(Task to complete) Show all lines containing "treated" from the data below.

(Data in this exercise)

+--

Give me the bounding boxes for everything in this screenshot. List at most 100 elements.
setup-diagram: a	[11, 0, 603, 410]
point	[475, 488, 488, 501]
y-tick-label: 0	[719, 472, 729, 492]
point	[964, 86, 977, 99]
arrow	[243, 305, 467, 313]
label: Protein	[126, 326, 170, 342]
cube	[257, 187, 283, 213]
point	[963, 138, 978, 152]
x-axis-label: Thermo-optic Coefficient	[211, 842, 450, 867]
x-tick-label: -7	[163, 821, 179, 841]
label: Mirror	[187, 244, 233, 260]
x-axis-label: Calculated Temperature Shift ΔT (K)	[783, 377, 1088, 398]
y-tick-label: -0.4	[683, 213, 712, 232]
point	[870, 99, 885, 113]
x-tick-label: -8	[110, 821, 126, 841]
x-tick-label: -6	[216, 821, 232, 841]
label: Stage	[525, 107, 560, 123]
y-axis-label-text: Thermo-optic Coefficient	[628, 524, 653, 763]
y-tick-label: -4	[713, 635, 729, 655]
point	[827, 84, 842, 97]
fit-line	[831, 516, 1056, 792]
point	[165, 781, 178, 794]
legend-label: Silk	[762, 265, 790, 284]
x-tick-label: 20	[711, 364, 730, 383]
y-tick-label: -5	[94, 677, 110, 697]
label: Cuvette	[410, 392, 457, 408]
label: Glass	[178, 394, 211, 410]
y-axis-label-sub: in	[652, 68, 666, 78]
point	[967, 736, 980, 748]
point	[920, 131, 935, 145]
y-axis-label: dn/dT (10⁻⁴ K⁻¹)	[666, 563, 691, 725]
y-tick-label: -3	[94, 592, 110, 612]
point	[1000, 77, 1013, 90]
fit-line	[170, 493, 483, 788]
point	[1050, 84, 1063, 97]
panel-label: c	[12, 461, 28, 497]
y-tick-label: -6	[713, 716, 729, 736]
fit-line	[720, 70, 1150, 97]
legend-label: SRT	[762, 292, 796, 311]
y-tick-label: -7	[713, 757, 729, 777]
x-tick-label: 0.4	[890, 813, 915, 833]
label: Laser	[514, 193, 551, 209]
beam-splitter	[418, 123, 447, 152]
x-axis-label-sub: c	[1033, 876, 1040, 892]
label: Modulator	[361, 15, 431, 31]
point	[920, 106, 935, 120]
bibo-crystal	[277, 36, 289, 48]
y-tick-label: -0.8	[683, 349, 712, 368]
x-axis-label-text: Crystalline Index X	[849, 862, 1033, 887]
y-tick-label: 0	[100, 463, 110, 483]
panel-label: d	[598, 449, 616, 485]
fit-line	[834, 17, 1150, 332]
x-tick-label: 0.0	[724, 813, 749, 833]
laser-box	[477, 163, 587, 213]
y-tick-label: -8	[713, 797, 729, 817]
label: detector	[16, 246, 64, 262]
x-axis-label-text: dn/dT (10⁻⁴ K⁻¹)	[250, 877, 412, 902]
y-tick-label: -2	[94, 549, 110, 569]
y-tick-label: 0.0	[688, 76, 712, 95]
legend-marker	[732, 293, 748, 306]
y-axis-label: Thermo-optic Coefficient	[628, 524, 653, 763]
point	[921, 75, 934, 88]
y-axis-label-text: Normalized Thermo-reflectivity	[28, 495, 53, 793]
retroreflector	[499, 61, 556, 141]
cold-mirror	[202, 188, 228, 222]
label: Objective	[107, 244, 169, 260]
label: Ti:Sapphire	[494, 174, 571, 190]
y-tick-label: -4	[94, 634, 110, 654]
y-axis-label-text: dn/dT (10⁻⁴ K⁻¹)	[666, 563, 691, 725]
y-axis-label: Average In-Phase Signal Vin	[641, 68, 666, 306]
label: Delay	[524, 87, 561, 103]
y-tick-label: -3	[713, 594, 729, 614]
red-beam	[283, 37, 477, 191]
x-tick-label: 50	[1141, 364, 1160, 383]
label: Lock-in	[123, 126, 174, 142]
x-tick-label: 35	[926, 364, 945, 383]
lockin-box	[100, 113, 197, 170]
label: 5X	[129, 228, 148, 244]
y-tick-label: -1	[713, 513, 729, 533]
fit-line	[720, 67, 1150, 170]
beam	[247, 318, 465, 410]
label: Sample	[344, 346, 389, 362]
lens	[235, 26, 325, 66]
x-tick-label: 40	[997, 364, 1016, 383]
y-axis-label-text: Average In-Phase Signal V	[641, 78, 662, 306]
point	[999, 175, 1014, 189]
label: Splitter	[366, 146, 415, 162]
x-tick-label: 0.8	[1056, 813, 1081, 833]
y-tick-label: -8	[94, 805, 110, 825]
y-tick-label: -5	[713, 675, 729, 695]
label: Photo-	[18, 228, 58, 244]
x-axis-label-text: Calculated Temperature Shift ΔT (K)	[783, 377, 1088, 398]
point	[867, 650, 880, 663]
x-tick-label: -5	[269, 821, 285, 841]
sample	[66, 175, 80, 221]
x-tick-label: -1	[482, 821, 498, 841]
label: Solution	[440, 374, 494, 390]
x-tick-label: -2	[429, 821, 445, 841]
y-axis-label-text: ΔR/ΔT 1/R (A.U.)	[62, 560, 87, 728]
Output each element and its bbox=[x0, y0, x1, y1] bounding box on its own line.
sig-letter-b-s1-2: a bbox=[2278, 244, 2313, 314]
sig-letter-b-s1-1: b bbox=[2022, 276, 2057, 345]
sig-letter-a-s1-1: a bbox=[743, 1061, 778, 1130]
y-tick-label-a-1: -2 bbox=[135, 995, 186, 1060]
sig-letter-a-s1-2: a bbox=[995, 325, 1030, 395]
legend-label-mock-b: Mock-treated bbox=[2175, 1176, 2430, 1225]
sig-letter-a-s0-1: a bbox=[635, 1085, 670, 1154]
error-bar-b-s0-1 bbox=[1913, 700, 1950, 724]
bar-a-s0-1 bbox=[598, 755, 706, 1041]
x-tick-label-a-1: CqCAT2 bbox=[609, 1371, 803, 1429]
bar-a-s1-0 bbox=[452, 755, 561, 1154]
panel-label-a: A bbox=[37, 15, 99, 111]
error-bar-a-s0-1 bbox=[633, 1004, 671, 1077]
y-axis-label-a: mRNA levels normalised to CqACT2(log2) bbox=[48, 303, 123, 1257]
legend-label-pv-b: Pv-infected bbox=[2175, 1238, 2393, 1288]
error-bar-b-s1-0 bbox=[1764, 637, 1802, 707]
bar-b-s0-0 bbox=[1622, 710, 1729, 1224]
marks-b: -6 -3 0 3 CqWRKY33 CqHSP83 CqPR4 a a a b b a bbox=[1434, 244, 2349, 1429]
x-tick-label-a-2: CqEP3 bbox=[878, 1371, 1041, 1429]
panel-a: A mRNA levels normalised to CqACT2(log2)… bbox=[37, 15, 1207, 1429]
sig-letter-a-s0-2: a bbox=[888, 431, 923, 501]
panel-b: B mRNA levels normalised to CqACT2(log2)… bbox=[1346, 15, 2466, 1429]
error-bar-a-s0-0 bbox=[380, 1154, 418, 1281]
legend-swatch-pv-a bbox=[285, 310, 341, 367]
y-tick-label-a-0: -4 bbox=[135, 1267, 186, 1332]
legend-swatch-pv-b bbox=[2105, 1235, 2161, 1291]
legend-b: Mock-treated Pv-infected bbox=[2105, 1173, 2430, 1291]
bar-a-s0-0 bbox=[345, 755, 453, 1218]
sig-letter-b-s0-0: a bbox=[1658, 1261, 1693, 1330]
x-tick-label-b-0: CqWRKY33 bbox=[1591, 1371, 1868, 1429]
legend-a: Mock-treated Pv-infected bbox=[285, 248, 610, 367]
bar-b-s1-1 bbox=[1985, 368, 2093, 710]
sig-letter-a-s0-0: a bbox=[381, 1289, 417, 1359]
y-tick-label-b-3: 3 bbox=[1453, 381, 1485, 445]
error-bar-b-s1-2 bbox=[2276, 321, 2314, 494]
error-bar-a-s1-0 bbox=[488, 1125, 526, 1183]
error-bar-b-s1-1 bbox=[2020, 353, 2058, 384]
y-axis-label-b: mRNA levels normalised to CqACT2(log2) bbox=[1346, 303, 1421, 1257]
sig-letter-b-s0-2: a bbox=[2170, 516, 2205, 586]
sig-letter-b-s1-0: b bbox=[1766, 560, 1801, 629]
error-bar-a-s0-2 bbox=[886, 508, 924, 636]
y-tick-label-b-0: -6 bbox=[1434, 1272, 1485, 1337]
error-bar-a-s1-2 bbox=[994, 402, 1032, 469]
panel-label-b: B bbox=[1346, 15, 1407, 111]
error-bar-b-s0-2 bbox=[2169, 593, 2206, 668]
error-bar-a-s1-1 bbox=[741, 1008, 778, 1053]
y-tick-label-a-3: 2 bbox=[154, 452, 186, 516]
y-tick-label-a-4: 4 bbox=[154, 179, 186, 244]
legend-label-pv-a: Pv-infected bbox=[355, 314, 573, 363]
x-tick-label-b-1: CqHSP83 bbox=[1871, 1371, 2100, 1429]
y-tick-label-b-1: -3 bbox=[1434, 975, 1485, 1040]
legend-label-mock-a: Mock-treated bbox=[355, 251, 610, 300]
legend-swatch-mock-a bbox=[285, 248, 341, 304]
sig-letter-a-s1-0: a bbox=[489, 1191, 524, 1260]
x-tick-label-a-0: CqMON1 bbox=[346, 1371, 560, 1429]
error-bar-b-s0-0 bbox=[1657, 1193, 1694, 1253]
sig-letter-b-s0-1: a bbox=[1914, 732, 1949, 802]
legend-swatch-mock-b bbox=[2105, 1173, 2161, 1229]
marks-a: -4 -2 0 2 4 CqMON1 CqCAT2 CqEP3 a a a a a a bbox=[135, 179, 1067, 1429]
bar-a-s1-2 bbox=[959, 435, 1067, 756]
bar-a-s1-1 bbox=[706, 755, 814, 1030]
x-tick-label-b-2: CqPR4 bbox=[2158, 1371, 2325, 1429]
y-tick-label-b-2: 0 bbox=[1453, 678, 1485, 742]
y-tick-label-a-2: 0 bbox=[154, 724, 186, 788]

+--

(Completed exercise)
legend-label-mock-b: Mock-treated bbox=[2175, 1176, 2430, 1225]
legend-b: Mock-treated Pv-infected bbox=[2105, 1173, 2430, 1291]
legend-a: Mock-treated Pv-infected bbox=[285, 248, 610, 367]
legend-label-mock-a: Mock-treated bbox=[355, 251, 610, 300]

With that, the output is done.